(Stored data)
○ ○ ○ ○ ○

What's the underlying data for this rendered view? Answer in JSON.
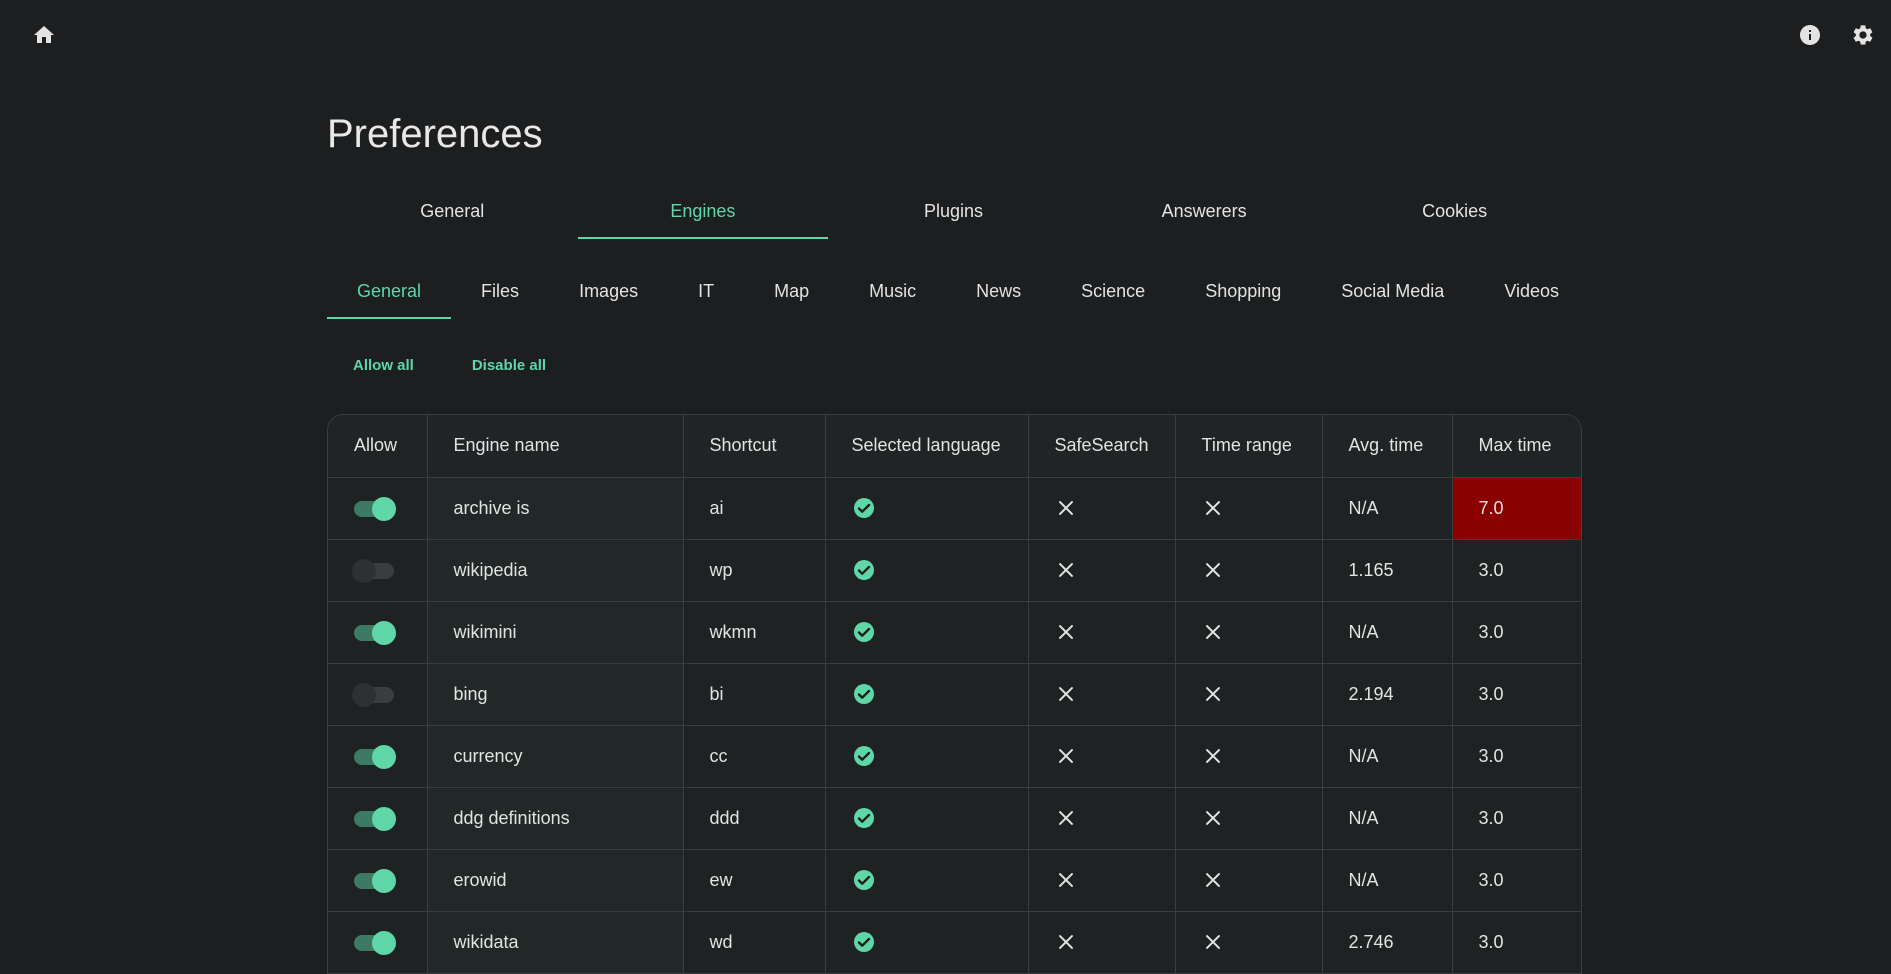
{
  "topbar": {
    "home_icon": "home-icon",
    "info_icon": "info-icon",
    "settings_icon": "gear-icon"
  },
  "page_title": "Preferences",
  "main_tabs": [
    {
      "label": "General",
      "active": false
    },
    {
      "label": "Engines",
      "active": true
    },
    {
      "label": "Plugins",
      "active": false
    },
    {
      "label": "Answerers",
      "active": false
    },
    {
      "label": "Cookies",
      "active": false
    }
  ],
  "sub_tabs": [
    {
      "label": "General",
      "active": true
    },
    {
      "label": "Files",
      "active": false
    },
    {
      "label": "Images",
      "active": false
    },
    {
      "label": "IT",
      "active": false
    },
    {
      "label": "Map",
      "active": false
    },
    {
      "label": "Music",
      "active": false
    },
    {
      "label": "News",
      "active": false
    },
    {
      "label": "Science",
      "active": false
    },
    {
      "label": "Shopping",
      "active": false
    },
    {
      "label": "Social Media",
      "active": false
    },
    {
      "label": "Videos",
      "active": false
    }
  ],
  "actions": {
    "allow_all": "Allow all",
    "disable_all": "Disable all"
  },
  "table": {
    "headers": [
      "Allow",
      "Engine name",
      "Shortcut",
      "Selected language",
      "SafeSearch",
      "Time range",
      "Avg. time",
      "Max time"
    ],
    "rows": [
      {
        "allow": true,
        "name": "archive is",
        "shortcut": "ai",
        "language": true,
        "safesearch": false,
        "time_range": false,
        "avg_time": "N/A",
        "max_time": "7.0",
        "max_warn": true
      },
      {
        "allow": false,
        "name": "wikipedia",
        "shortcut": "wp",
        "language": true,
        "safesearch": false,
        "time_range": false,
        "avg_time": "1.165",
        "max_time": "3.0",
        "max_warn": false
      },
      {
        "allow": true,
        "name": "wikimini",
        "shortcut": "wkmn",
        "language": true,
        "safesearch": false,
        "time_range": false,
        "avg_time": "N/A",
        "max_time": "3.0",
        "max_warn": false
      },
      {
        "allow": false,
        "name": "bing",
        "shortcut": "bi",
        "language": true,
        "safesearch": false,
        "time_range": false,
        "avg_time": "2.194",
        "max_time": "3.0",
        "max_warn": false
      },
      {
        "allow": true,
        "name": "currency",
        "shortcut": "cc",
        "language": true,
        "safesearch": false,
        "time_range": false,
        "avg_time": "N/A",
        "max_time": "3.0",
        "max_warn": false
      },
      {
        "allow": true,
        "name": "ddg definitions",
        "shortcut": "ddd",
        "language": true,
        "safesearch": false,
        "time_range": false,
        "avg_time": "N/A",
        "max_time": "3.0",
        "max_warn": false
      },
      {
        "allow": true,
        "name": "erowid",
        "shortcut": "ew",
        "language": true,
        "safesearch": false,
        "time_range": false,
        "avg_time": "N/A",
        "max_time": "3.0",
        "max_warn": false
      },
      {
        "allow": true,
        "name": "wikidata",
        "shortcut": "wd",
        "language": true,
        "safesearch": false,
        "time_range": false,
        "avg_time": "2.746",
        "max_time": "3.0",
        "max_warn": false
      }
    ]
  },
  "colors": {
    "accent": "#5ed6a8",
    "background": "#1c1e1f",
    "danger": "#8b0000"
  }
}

○ ○ ○ ○ ○

### SET PROBLEM
Go through the listing above and write it all out exactly, leaving out any picture.

### TASK RESULT
What's the underlying data for this rendered view? Answer in JSON.
{
  "topbar": {
    "home_icon": "home-icon",
    "info_icon": "info-icon",
    "settings_icon": "gear-icon"
  },
  "page_title": "Preferences",
  "main_tabs": [
    {
      "label": "General",
      "active": false
    },
    {
      "label": "Engines",
      "active": true
    },
    {
      "label": "Plugins",
      "active": false
    },
    {
      "label": "Answerers",
      "active": false
    },
    {
      "label": "Cookies",
      "active": false
    }
  ],
  "sub_tabs": [
    {
      "label": "General",
      "active": true
    },
    {
      "label": "Files",
      "active": false
    },
    {
      "label": "Images",
      "active": false
    },
    {
      "label": "IT",
      "active": false
    },
    {
      "label": "Map",
      "active": false
    },
    {
      "label": "Music",
      "active": false
    },
    {
      "label": "News",
      "active": false
    },
    {
      "label": "Science",
      "active": false
    },
    {
      "label": "Shopping",
      "active": false
    },
    {
      "label": "Social Media",
      "active": false
    },
    {
      "label": "Videos",
      "active": false
    }
  ],
  "actions": {
    "allow_all": "Allow all",
    "disable_all": "Disable all"
  },
  "table": {
    "headers": [
      "Allow",
      "Engine name",
      "Shortcut",
      "Selected language",
      "SafeSearch",
      "Time range",
      "Avg. time",
      "Max time"
    ],
    "rows": [
      {
        "allow": true,
        "name": "archive is",
        "shortcut": "ai",
        "language": true,
        "safesearch": false,
        "time_range": false,
        "avg_time": "N/A",
        "max_time": "7.0",
        "max_warn": true
      },
      {
        "allow": false,
        "name": "wikipedia",
        "shortcut": "wp",
        "language": true,
        "safesearch": false,
        "time_range": false,
        "avg_time": "1.165",
        "max_time": "3.0",
        "max_warn": false
      },
      {
        "allow": true,
        "name": "wikimini",
        "shortcut": "wkmn",
        "language": true,
        "safesearch": false,
        "time_range": false,
        "avg_time": "N/A",
        "max_time": "3.0",
        "max_warn": false
      },
      {
        "allow": false,
        "name": "bing",
        "shortcut": "bi",
        "language": true,
        "safesearch": false,
        "time_range": false,
        "avg_time": "2.194",
        "max_time": "3.0",
        "max_warn": false
      },
      {
        "allow": true,
        "name": "currency",
        "shortcut": "cc",
        "language": true,
        "safesearch": false,
        "time_range": false,
        "avg_time": "N/A",
        "max_time": "3.0",
        "max_warn": false
      },
      {
        "allow": true,
        "name": "ddg definitions",
        "shortcut": "ddd",
        "language": true,
        "safesearch": false,
        "time_range": false,
        "avg_time": "N/A",
        "max_time": "3.0",
        "max_warn": false
      },
      {
        "allow": true,
        "name": "erowid",
        "shortcut": "ew",
        "language": true,
        "safesearch": false,
        "time_range": false,
        "avg_time": "N/A",
        "max_time": "3.0",
        "max_warn": false
      },
      {
        "allow": true,
        "name": "wikidata",
        "shortcut": "wd",
        "language": true,
        "safesearch": false,
        "time_range": false,
        "avg_time": "2.746",
        "max_time": "3.0",
        "max_warn": false
      }
    ]
  },
  "colors": {
    "accent": "#5ed6a8",
    "background": "#1c1e1f",
    "danger": "#8b0000"
  }
}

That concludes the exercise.